Task brief
Copy verbatim the passage of the Hot Standby thread starting with "4 changes on" and going on through "visible separately.".

Selection
Thread: Hot Standby remaining issues

Hot Standby remaining issues

From
Heikki Linnakangas
Date:
I've put up a wiki page with the issues I see with the patch as it
stands. They're roughly categorized by seriousness.

http://wiki.postgresql.org/wiki/Hot_Standby_TODO

New issues can and probably will still pop up, let's add them to the
list as they're found so that we know what still needs to be done.

You had a list of work items at the hot standby main page, but I believe
it's badly out-of-date. Please move any still relevant items to the
above list, if any.

--  Heikki Linnakangas EnterpriseDB   http://www.enterprisedb.com


Re: Hot Standby remaining issues

From
Simon Riggs
Date:
On Wed, 2009-11-25 at 13:00 +0200, Heikki Linnakangas wrote:
> I've put up a wiki page with the issues I see with the patch as it
> stands. They're roughly categorized by seriousness.
> 
> http://wiki.postgresql.org/wiki/Hot_Standby_TODO
> 
> New issues can and probably will still pop up, let's add them to the
> list as they're found so that we know what still needs to be done.
> 
> You had a list of work items at the hot standby main page, but I believe
> it's badly out-of-date. Please move any still relevant items to the
> above list, if any.

I've linked the two pages together and identified the ones I'm currently
working on, plus added a few comments.

-- Simon Riggs           www.2ndQuadrant.com



Re: Hot Standby remaining issues

From
Simon Riggs
Date:
On Wed, 2009-11-25 at 13:00 +0200, Heikki Linnakangas wrote:
> I've put up a wiki page with the issues I see with the patch as it
> stands. They're roughly categorized by seriousness.
>
> http://wiki.postgresql.org/wiki/Hot_Standby_TODO
>
> New issues can and probably will still pop up, let's add them to the
> list as they're found so that we know what still needs to be done.
>
> You had a list of work items at the hot standby main page, but I believe
> it's badly out-of-date. Please move any still relevant items to the
> above list, if any.

4 changes on TODO included here, including all must-fix issues. This is
a combined patch. Will push changes to git also, so each commit is
visible separately.

Lots of wiki comments added.

--
 Simon Riggs           www.2ndQuadrant.com

Attachment

Re: Hot Standby remaining issues

From
Heikki Linnakangas
Date:
Simon Riggs wrote:
> @@ -654,10 +656,13 @@ LockAcquire(const LOCKTAG *locktag,
>                  elog(PANIC, "lock table corrupted");
>          }
>          LWLockRelease(partitionLock);
> -        ereport(ERROR,
> -                (errcode(ERRCODE_OUT_OF_MEMORY),
> -                 errmsg("out of shared memory"),
> -          errhint("You might need to increase max_locks_per_transaction.")));
> +        if (reportLockTableError)

Collected data
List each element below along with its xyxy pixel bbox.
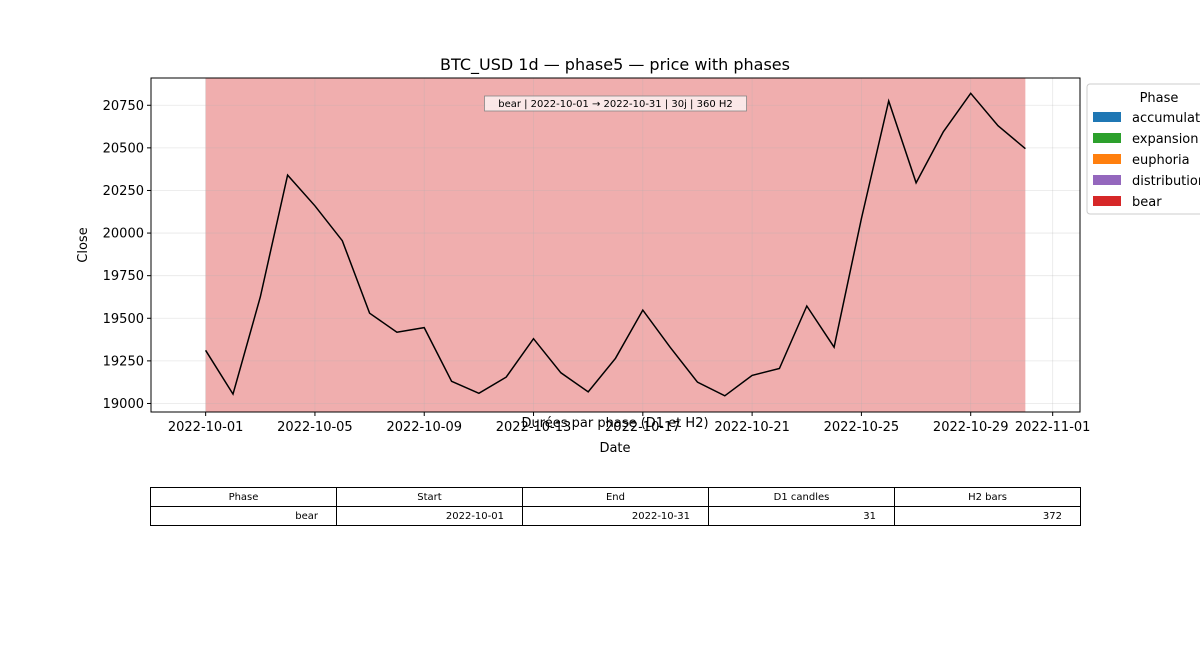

Full answer
4 changes on TODO included here, including all must-fix issues. This is
a combined patch. Will push changes to git also, so each commit is
visible separately.